[Data excerpts]

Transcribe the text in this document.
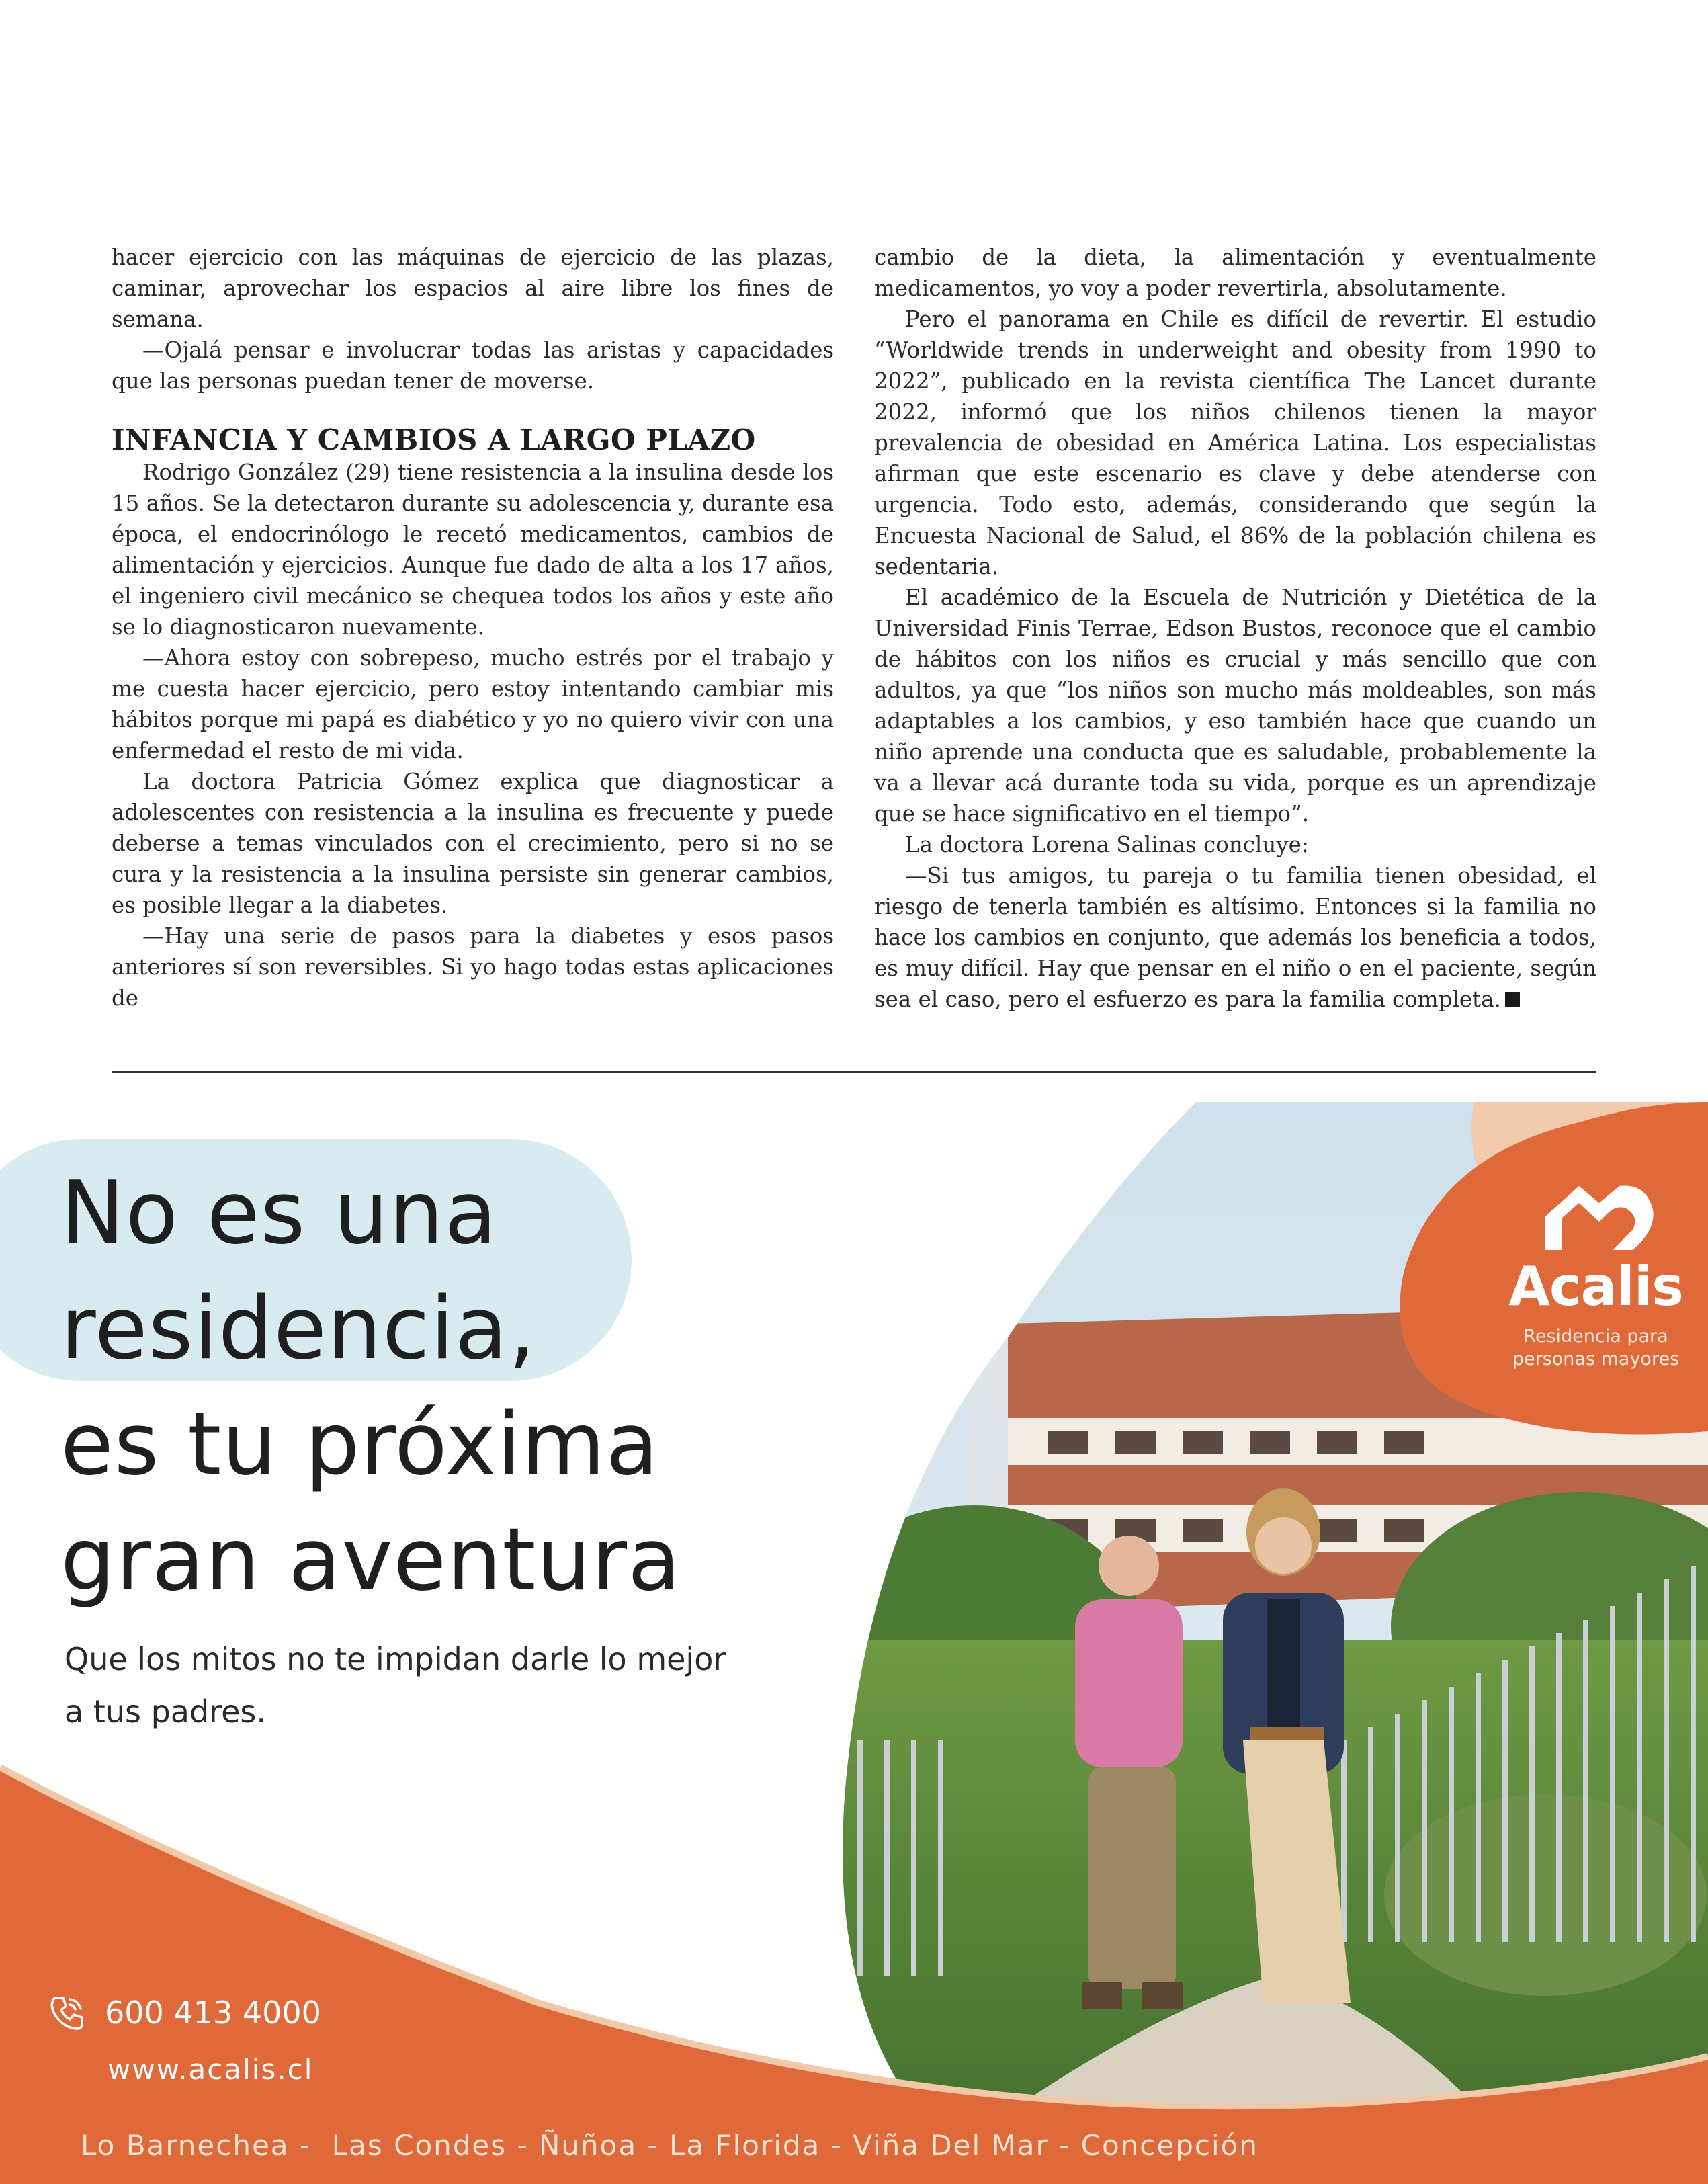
hacer ejercicio con las máquinas de ejercicio de las plazas, caminar, aprovechar los espacios al aire libre los fines de semana.

—Ojalá pensar e involucrar todas las aristas y capacidades que las personas puedan tener de moverse.

INFANCIA Y CAMBIOS A LARGO PLAZO

Rodrigo González (29) tiene resistencia a la insulina desde los 15 años. Se la detectaron durante su adolescencia y, durante esa época, el endocrinólogo le recetó medicamentos, cambios de alimentación y ejercicios. Aunque fue dado de alta a los 17 años, el ingeniero civil mecánico se chequea todos los años y este año se lo diagnosticaron nuevamente.

—Ahora estoy con sobrepeso, mucho estrés por el trabajo y me cuesta hacer ejercicio, pero estoy intentando cambiar mis hábitos porque mi papá es diabético y yo no quiero vivir con una enfermedad el resto de mi vida.

La doctora Patricia Gómez explica que diagnosticar a adolescentes con resistencia a la insulina es frecuente y puede deberse a temas vinculados con el crecimiento, pero si no se cura y la resistencia a la insulina persiste sin generar cambios, es posible llegar a la diabetes.

—Hay una serie de pasos para la diabetes y esos pasos anteriores sí son reversibles. Si yo hago todas estas aplicaciones de

cambio de la dieta, la alimentación y eventualmente medicamentos, yo voy a poder revertirla, absolutamente.

Pero el panorama en Chile es difícil de revertir. El estudio “Worldwide trends in underweight and obesity from 1990 to 2022”, publicado en la revista científica The Lancet durante 2022, informó que los niños chilenos tienen la mayor prevalencia de obesidad en América Latina. Los especialistas afirman que este escenario es clave y debe atenderse con urgencia. Todo esto, además, considerando que según la Encuesta Nacional de Salud, el 86% de la población chilena es sedentaria.

El académico de la Escuela de Nutrición y Dietética de la Universidad Finis Terrae, Edson Bustos, reconoce que el cambio de hábitos con los niños es crucial y más sencillo que con adultos, ya que “los niños son mucho más moldeables, son más adaptables a los cambios, y eso también hace que cuando un niño aprende una conducta que es saludable, probablemente la va a llevar acá durante toda su vida, porque es un aprendizaje que se hace significativo en el tiempo”.

La doctora Lorena Salinas concluye:

—Si tus amigos, tu pareja o tu familia tienen obesidad, el riesgo de tenerla también es altísimo. Entonces si la familia no hace los cambios en conjunto, que además los beneficia a todos, es muy difícil. Hay que pensar en el niño o en el paciente, según sea el caso, pero el esfuerzo es para la familia completa.

No es una
residencia,
es tu próxima
gran aventura
Que los mitos no te impidan darle lo mejor
a tus padres.
Acalis
Residencia para
personas mayores
600 413 4000
www.acalis.cl
Lo Barnechea -  Las Condes - Ñuñoa - La Florida - Viña Del Mar - Concepción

[Problem]: Take every line above carrying "doctora" and return it.

[Written response]:
La doctora Patricia Gómez explica que diagnosticar a adolescentes con resistencia a la insulina es frecuente y puede deberse a temas vinculados con el crecimiento, pero si no se cura y la resistencia a la insulina persiste sin generar cambios, es posible llegar a la diabetes.
La doctora Lorena Salinas concluye:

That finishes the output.